Rows from a figure dataset:
▶

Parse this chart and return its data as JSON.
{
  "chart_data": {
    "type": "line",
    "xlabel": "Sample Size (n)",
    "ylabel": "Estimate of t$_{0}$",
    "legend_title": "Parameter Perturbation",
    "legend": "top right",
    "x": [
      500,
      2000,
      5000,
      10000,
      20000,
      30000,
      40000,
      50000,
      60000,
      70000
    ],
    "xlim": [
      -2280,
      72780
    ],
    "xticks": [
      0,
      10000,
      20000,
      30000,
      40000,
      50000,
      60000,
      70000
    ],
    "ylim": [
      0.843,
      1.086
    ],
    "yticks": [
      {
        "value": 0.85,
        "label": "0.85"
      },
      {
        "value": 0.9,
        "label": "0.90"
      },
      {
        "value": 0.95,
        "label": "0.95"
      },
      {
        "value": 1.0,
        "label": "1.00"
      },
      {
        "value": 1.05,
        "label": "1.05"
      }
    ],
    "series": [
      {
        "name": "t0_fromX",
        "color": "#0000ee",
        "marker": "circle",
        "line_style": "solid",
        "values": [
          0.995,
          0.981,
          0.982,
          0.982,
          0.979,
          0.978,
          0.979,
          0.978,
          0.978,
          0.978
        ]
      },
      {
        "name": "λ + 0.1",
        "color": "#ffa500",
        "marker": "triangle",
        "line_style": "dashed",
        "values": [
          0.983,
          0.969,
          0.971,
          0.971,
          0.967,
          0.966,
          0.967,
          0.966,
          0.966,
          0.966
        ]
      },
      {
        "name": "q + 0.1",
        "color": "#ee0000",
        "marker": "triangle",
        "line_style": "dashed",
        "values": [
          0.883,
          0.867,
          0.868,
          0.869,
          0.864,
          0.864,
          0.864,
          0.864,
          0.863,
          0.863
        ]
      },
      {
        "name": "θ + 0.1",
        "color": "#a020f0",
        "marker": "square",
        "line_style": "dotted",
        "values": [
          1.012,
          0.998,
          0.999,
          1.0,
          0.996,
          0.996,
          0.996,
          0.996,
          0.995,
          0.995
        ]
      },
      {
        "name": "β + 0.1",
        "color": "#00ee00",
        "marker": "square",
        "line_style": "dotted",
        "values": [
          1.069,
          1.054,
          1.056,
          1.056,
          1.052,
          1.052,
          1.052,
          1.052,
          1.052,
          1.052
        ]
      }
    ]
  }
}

◀

## WHAT TO WORK ON
Extract the listing in its entirety and repeat it exactly.

## IN RESPONSE
Parse this chart and return its data as JSON.
{
  "chart_data": {
    "type": "line",
    "xlabel": "Sample Size (n)",
    "ylabel": "Estimate of t$_{0}$",
    "legend_title": "Parameter Perturbation",
    "legend": "top right",
    "x": [
      500,
      2000,
      5000,
      10000,
      20000,
      30000,
      40000,
      50000,
      60000,
      70000
    ],
    "xlim": [
      -2280,
      72780
    ],
    "xticks": [
      0,
      10000,
      20000,
      30000,
      40000,
      50000,
      60000,
      70000
    ],
    "ylim": [
      0.843,
      1.086
    ],
    "yticks": [
      {
        "value": 0.85,
        "label": "0.85"
      },
      {
        "value": 0.9,
        "label": "0.90"
      },
      {
        "value": 0.95,
        "label": "0.95"
      },
      {
        "value": 1.0,
        "label": "1.00"
      },
      {
        "value": 1.05,
        "label": "1.05"
      }
    ],
    "series": [
      {
        "name": "t0_fromX",
        "color": "#0000ee",
        "marker": "circle",
        "line_style": "solid",
        "values": [
          0.995,
          0.981,
          0.982,
          0.982,
          0.979,
          0.978,
          0.979,
          0.978,
          0.978,
          0.978
        ]
      },
      {
        "name": "λ + 0.1",
        "color": "#ffa500",
        "marker": "triangle",
        "line_style": "dashed",
        "values": [
          0.983,
          0.969,
          0.971,
          0.971,
          0.967,
          0.966,
          0.967,
          0.966,
          0.966,
          0.966
        ]
      },
      {
        "name": "q + 0.1",
        "color": "#ee0000",
        "marker": "triangle",
        "line_style": "dashed",
        "values": [
          0.883,
          0.867,
          0.868,
          0.869,
          0.864,
          0.864,
          0.864,
          0.864,
          0.863,
          0.863
        ]
      },
      {
        "name": "θ + 0.1",
        "color": "#a020f0",
        "marker": "square",
        "line_style": "dotted",
        "values": [
          1.012,
          0.998,
          0.999,
          1.0,
          0.996,
          0.996,
          0.996,
          0.996,
          0.995,
          0.995
        ]
      },
      {
        "name": "β + 0.1",
        "color": "#00ee00",
        "marker": "square",
        "line_style": "dotted",
        "values": [
          1.069,
          1.054,
          1.056,
          1.056,
          1.052,
          1.052,
          1.052,
          1.052,
          1.052,
          1.052
        ]
      }
    ]
  }
}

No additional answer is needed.